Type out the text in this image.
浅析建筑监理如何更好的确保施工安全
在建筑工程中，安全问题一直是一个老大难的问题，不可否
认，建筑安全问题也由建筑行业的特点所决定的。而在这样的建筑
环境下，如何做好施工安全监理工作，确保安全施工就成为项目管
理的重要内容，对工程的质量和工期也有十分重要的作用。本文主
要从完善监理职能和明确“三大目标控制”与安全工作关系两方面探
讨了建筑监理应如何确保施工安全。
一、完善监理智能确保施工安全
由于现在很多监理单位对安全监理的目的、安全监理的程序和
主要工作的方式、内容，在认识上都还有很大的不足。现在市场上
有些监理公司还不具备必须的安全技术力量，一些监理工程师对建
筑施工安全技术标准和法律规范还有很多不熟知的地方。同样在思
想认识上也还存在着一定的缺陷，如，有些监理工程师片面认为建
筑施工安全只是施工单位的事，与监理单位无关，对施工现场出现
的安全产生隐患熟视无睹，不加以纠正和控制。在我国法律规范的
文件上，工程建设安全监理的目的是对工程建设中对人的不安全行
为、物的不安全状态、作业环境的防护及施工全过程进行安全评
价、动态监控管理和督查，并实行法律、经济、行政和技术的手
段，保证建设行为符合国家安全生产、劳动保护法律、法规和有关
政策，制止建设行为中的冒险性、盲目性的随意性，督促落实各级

• The problem:
Give the entries again in full, exactly as they are written.

• The answer:
Type out the text in this image.
浅析建筑监理如何更好的确保施工安全
在建筑工程中，安全问题一直是一个老大难的问题，不可否
认，建筑安全问题也由建筑行业的特点所决定的。而在这样的建筑
环境下，如何做好施工安全监理工作，确保安全施工就成为项目管
理的重要内容，对工程的质量和工期也有十分重要的作用。本文主
要从完善监理职能和明确“三大目标控制”与安全工作关系两方面探
讨了建筑监理应如何确保施工安全。
一、完善监理智能确保施工安全
由于现在很多监理单位对安全监理的目的、安全监理的程序和
主要工作的方式、内容，在认识上都还有很大的不足。现在市场上
有些监理公司还不具备必须的安全技术力量，一些监理工程师对建
筑施工安全技术标准和法律规范还有很多不熟知的地方。同样在思
想认识上也还存在着一定的缺陷，如，有些监理工程师片面认为建
筑施工安全只是施工单位的事，与监理单位无关，对施工现场出现
的安全产生隐患熟视无睹，不加以纠正和控制。在我国法律规范的
文件上，工程建设安全监理的目的是对工程建设中对人的不安全行
为、物的不安全状态、作业环境的防护及施工全过程进行安全评
价、动态监控管理和督查，并实行法律、经济、行政和技术的手
段，保证建设行为符合国家安全生产、劳动保护法律、法规和有关
政策，制止建设行为中的冒险性、盲目性的随意性，督促落实各级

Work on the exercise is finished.